> Aim: Exactly reproduce the line containing "Transcribe the text in this document." together with every line after it, through the end of the entries, and give nothing more.
— BEGIN Records provided —
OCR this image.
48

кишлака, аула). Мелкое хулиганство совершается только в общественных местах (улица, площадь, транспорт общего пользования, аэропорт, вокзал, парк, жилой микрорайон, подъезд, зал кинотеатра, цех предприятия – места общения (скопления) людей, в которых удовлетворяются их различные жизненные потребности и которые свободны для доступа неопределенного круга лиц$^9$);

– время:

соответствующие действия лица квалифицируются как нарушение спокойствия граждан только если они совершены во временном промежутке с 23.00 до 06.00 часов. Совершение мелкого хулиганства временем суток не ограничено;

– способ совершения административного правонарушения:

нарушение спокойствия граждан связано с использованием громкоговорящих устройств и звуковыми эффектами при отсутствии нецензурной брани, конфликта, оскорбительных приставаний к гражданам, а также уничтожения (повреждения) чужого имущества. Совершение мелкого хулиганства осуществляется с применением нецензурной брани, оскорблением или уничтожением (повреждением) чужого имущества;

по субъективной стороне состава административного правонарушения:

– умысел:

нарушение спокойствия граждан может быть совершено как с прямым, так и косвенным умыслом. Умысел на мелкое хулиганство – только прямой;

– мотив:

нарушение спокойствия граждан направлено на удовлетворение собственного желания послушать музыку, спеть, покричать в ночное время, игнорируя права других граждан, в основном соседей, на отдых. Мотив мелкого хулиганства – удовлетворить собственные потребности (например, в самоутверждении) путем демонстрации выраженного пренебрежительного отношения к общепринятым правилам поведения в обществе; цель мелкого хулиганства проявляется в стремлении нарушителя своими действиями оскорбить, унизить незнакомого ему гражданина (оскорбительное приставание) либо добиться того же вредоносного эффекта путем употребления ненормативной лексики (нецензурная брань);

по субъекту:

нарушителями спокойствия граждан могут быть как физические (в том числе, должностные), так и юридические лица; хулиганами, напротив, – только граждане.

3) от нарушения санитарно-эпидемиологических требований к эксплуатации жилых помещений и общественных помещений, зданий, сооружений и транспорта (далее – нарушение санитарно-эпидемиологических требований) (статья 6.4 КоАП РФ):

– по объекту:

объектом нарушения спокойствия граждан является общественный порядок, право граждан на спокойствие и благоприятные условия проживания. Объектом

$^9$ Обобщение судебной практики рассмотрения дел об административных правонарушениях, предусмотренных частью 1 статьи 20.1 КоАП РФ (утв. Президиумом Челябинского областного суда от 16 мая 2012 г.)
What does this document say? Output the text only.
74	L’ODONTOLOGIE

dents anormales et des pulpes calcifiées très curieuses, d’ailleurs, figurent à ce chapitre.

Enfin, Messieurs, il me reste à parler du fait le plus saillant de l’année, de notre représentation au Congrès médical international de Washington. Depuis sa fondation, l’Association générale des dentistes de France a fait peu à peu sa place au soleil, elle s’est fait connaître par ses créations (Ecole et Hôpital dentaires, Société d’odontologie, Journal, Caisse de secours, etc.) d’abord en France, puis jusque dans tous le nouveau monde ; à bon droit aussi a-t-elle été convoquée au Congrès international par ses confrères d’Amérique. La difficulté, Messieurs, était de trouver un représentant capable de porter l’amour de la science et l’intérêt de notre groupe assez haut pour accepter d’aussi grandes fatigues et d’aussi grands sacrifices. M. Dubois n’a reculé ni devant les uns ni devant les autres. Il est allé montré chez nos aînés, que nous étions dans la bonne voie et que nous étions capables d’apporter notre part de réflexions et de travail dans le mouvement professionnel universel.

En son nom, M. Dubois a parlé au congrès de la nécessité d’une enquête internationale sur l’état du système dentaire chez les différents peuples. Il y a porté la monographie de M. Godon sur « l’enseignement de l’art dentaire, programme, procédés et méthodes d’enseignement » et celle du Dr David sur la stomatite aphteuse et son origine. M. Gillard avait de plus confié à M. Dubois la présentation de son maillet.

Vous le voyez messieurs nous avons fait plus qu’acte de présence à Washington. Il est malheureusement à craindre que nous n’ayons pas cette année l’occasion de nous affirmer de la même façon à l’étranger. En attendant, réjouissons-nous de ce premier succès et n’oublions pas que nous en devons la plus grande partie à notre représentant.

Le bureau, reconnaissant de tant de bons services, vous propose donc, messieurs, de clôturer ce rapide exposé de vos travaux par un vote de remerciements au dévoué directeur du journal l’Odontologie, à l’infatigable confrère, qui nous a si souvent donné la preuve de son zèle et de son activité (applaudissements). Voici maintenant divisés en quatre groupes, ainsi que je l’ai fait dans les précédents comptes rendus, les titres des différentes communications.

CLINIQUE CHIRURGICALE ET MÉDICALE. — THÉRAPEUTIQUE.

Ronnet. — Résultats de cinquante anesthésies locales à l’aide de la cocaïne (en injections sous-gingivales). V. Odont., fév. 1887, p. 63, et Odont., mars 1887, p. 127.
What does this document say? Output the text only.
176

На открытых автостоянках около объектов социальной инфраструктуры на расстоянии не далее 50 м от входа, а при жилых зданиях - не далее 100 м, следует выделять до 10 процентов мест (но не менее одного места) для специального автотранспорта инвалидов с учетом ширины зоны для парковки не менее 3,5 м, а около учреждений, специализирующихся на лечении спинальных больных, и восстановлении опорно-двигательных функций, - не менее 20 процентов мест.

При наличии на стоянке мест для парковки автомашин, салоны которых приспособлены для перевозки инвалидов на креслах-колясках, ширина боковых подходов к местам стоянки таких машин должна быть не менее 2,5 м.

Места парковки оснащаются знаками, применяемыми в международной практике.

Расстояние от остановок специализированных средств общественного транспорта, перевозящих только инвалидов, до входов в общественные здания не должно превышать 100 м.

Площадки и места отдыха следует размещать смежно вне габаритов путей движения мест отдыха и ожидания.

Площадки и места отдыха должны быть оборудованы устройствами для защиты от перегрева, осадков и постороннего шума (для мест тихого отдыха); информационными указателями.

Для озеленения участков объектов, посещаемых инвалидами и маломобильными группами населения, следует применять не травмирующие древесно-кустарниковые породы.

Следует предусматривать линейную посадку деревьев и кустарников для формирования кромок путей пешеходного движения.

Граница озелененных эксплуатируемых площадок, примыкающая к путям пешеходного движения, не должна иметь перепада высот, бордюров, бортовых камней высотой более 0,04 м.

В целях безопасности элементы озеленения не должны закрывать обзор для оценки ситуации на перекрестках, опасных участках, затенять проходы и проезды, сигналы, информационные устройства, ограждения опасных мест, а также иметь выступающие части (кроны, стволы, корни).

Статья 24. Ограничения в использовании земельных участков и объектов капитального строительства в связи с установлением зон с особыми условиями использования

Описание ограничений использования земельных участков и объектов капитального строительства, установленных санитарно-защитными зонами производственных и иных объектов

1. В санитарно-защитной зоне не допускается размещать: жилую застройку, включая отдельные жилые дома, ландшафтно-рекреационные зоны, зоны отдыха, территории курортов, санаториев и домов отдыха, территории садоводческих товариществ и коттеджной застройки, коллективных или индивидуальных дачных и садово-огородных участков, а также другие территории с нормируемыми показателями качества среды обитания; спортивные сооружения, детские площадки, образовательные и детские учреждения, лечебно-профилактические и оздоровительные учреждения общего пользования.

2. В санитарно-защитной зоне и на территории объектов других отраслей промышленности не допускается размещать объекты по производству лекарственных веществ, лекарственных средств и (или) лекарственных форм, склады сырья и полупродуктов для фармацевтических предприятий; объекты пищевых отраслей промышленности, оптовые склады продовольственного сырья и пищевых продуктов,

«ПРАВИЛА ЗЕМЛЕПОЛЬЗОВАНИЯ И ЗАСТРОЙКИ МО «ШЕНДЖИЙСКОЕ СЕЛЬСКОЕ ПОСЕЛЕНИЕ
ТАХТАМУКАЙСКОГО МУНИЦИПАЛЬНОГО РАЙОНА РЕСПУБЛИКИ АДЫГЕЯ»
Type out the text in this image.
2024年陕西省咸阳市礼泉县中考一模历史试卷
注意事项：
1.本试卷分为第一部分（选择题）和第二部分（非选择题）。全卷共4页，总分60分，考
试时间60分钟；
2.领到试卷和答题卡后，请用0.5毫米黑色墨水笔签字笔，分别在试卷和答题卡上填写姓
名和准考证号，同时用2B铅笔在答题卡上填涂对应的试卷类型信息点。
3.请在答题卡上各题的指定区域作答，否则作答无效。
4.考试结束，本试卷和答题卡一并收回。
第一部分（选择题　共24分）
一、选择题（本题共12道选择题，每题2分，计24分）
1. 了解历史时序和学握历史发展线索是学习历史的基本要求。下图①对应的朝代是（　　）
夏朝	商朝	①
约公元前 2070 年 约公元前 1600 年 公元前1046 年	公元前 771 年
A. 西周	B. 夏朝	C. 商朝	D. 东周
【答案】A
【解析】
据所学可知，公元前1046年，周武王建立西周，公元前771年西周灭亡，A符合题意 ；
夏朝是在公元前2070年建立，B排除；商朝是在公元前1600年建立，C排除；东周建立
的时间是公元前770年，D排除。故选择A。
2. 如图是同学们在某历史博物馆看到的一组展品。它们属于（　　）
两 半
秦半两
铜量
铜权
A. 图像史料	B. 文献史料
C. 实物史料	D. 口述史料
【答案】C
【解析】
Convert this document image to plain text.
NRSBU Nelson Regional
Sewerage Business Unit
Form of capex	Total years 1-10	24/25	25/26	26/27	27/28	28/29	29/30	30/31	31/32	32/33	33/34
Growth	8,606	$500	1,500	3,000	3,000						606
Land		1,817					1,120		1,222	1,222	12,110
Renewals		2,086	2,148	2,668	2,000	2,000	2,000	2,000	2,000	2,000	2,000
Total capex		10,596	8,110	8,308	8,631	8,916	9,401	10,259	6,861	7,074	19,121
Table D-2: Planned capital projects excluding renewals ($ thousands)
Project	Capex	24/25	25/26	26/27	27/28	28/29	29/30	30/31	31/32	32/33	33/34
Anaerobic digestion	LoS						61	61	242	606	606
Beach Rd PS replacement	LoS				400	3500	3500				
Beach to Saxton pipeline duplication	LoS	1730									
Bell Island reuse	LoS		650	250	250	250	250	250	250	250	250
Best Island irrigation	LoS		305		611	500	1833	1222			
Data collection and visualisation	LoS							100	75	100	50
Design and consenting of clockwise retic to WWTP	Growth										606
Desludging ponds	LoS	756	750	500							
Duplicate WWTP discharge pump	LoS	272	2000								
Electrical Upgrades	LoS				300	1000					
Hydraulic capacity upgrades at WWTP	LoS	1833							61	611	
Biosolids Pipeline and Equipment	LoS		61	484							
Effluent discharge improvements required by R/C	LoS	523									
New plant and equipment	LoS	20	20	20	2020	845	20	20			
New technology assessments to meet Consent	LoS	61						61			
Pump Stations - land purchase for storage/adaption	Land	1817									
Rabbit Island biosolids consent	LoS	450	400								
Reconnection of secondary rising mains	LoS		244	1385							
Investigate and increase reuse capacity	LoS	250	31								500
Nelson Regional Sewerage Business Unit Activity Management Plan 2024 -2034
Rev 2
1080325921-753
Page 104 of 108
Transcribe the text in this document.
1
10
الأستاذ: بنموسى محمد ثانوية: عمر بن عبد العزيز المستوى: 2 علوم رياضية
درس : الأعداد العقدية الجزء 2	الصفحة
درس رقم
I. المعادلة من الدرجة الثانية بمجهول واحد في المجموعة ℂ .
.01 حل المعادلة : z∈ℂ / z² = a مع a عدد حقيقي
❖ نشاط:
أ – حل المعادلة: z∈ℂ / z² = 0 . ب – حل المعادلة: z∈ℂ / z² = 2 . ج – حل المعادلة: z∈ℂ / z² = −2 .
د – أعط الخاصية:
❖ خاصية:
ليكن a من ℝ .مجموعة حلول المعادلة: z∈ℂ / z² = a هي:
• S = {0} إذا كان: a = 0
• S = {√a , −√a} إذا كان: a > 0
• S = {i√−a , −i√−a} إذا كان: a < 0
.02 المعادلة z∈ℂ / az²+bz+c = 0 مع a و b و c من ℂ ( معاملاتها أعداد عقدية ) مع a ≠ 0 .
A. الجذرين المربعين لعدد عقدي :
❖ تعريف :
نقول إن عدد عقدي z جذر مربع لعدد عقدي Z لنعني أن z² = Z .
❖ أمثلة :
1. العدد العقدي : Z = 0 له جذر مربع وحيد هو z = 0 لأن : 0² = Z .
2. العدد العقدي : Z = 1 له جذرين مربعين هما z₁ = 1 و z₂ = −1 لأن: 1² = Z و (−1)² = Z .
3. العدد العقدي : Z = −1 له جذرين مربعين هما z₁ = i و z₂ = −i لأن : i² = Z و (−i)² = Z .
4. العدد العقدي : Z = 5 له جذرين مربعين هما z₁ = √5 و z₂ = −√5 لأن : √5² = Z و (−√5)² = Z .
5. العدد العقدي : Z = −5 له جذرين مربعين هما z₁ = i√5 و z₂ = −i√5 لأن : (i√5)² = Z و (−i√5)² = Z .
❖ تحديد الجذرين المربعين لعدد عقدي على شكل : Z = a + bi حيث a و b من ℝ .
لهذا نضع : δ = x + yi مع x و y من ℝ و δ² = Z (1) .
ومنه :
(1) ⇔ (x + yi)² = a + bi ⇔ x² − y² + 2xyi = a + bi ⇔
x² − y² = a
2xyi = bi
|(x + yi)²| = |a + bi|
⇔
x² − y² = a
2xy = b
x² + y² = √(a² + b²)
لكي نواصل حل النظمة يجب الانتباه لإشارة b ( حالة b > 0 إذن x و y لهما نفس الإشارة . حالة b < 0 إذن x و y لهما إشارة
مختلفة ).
— END Records provided —
> Exercise answer:
Transcribe the text in this document.
1
10
الأستاذ: بنموسى محمد ثانوية: عمر بن عبد العزيز المستوى: 2 علوم رياضية
درس : الأعداد العقدية الجزء 2	الصفحة
درس رقم
I. المعادلة من الدرجة الثانية بمجهول واحد في المجموعة ℂ .
.01 حل المعادلة : z∈ℂ / z² = a مع a عدد حقيقي
❖ نشاط:
أ – حل المعادلة: z∈ℂ / z² = 0 . ب – حل المعادلة: z∈ℂ / z² = 2 . ج – حل المعادلة: z∈ℂ / z² = −2 .
د – أعط الخاصية:
❖ خاصية:
ليكن a من ℝ .مجموعة حلول المعادلة: z∈ℂ / z² = a هي:
• S = {0} إذا كان: a = 0
• S = {√a , −√a} إذا كان: a > 0
• S = {i√−a , −i√−a} إذا كان: a < 0
.02 المعادلة z∈ℂ / az²+bz+c = 0 مع a و b و c من ℂ ( معاملاتها أعداد عقدية ) مع a ≠ 0 .
A. الجذرين المربعين لعدد عقدي :
❖ تعريف :
نقول إن عدد عقدي z جذر مربع لعدد عقدي Z لنعني أن z² = Z .
❖ أمثلة :
1. العدد العقدي : Z = 0 له جذر مربع وحيد هو z = 0 لأن : 0² = Z .
2. العدد العقدي : Z = 1 له جذرين مربعين هما z₁ = 1 و z₂ = −1 لأن: 1² = Z و (−1)² = Z .
3. العدد العقدي : Z = −1 له جذرين مربعين هما z₁ = i و z₂ = −i لأن : i² = Z و (−i)² = Z .
4. العدد العقدي : Z = 5 له جذرين مربعين هما z₁ = √5 و z₂ = −√5 لأن : √5² = Z و (−√5)² = Z .
5. العدد العقدي : Z = −5 له جذرين مربعين هما z₁ = i√5 و z₂ = −i√5 لأن : (i√5)² = Z و (−i√5)² = Z .
❖ تحديد الجذرين المربعين لعدد عقدي على شكل : Z = a + bi حيث a و b من ℝ .
لهذا نضع : δ = x + yi مع x و y من ℝ و δ² = Z (1) .
ومنه :
(1) ⇔ (x + yi)² = a + bi ⇔ x² − y² + 2xyi = a + bi ⇔
x² − y² = a
2xyi = bi
|(x + yi)²| = |a + bi|
⇔
x² − y² = a
2xy = b
x² + y² = √(a² + b²)
لكي نواصل حل النظمة يجب الانتباه لإشارة b ( حالة b > 0 إذن x و y لهما نفس الإشارة . حالة b < 0 إذن x و y لهما إشارة
مختلفة ).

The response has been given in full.